- Problem
Nothing in the records may be left out or altered; reproduce them all exactly.
Begin Data for this task
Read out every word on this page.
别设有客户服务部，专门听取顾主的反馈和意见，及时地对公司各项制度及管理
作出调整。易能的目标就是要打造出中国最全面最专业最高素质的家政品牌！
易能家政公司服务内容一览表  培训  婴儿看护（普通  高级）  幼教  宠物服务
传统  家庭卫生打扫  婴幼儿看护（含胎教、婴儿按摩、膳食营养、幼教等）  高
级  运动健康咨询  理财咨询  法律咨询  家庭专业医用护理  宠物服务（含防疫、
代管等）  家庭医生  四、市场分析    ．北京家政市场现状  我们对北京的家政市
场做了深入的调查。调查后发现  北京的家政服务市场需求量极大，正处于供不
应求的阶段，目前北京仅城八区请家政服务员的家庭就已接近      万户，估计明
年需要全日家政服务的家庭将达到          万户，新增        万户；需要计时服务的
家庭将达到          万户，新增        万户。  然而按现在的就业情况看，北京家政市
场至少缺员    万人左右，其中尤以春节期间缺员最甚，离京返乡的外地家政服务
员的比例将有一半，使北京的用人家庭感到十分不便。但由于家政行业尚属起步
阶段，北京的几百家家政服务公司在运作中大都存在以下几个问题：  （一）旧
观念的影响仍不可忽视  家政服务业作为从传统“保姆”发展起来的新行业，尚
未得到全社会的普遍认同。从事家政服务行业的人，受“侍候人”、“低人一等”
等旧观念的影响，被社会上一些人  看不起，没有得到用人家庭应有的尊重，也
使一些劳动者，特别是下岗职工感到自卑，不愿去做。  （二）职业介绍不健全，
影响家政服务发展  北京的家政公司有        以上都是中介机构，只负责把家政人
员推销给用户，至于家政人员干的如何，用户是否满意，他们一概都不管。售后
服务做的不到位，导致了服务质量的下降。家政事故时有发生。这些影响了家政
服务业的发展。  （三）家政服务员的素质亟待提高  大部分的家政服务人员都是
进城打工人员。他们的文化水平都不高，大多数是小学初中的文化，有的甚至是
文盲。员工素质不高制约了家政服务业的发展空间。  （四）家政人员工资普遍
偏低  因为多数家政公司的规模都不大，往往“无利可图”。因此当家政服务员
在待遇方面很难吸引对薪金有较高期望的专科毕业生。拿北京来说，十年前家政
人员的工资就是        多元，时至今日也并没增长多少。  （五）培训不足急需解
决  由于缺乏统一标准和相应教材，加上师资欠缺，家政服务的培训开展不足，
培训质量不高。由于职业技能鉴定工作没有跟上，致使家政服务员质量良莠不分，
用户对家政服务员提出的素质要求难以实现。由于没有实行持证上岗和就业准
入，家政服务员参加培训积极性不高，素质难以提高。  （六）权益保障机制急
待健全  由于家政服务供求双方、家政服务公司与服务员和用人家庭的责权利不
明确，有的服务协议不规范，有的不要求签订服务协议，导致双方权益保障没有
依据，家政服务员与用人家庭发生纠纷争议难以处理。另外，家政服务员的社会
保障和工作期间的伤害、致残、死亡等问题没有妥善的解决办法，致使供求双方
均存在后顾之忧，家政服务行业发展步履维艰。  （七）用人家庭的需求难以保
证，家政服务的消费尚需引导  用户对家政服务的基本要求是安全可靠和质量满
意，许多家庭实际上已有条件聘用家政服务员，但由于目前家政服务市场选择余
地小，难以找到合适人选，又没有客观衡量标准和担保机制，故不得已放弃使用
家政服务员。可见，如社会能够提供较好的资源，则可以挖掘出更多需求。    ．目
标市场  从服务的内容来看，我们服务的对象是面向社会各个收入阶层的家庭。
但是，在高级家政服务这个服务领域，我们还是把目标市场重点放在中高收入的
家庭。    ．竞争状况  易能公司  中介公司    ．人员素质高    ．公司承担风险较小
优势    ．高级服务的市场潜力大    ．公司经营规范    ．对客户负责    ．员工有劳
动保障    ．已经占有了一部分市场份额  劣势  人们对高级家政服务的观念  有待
End Data for this task
- Solution to the exercise
Read out every word on this page.
别设有客户服务部，专门听取顾主的反馈和意见，及时地对公司各项制度及管理
作出调整。易能的目标就是要打造出中国最全面最专业最高素质的家政品牌！
易能家政公司服务内容一览表  培训  婴儿看护（普通  高级）  幼教  宠物服务
传统  家庭卫生打扫  婴幼儿看护（含胎教、婴儿按摩、膳食营养、幼教等）  高
级  运动健康咨询  理财咨询  法律咨询  家庭专业医用护理  宠物服务（含防疫、
代管等）  家庭医生  四、市场分析    ．北京家政市场现状  我们对北京的家政市
场做了深入的调查。调查后发现  北京的家政服务市场需求量极大，正处于供不
应求的阶段，目前北京仅城八区请家政服务员的家庭就已接近      万户，估计明
年需要全日家政服务的家庭将达到          万户，新增        万户；需要计时服务的
家庭将达到          万户，新增        万户。  然而按现在的就业情况看，北京家政市
场至少缺员    万人左右，其中尤以春节期间缺员最甚，离京返乡的外地家政服务
员的比例将有一半，使北京的用人家庭感到十分不便。但由于家政行业尚属起步
阶段，北京的几百家家政服务公司在运作中大都存在以下几个问题：  （一）旧
观念的影响仍不可忽视  家政服务业作为从传统“保姆”发展起来的新行业，尚
未得到全社会的普遍认同。从事家政服务行业的人，受“侍候人”、“低人一等”
等旧观念的影响，被社会上一些人  看不起，没有得到用人家庭应有的尊重，也
使一些劳动者，特别是下岗职工感到自卑，不愿去做。  （二）职业介绍不健全，
影响家政服务发展  北京的家政公司有        以上都是中介机构，只负责把家政人
员推销给用户，至于家政人员干的如何，用户是否满意，他们一概都不管。售后
服务做的不到位，导致了服务质量的下降。家政事故时有发生。这些影响了家政
服务业的发展。  （三）家政服务员的素质亟待提高  大部分的家政服务人员都是
进城打工人员。他们的文化水平都不高，大多数是小学初中的文化，有的甚至是
文盲。员工素质不高制约了家政服务业的发展空间。  （四）家政人员工资普遍
偏低  因为多数家政公司的规模都不大，往往“无利可图”。因此当家政服务员
在待遇方面很难吸引对薪金有较高期望的专科毕业生。拿北京来说，十年前家政
人员的工资就是        多元，时至今日也并没增长多少。  （五）培训不足急需解
决  由于缺乏统一标准和相应教材，加上师资欠缺，家政服务的培训开展不足，
培训质量不高。由于职业技能鉴定工作没有跟上，致使家政服务员质量良莠不分，
用户对家政服务员提出的素质要求难以实现。由于没有实行持证上岗和就业准
入，家政服务员参加培训积极性不高，素质难以提高。  （六）权益保障机制急
待健全  由于家政服务供求双方、家政服务公司与服务员和用人家庭的责权利不
明确，有的服务协议不规范，有的不要求签订服务协议，导致双方权益保障没有
依据，家政服务员与用人家庭发生纠纷争议难以处理。另外，家政服务员的社会
保障和工作期间的伤害、致残、死亡等问题没有妥善的解决办法，致使供求双方
均存在后顾之忧，家政服务行业发展步履维艰。  （七）用人家庭的需求难以保
证，家政服务的消费尚需引导  用户对家政服务的基本要求是安全可靠和质量满
意，许多家庭实际上已有条件聘用家政服务员，但由于目前家政服务市场选择余
地小，难以找到合适人选，又没有客观衡量标准和担保机制，故不得已放弃使用
家政服务员。可见，如社会能够提供较好的资源，则可以挖掘出更多需求。    ．目
标市场  从服务的内容来看，我们服务的对象是面向社会各个收入阶层的家庭。
但是，在高级家政服务这个服务领域，我们还是把目标市场重点放在中高收入的
家庭。    ．竞争状况  易能公司  中介公司    ．人员素质高    ．公司承担风险较小
优势    ．高级服务的市场潜力大    ．公司经营规范    ．对客户负责    ．员工有劳
动保障    ．已经占有了一部分市场份额  劣势  人们对高级家政服务的观念  有待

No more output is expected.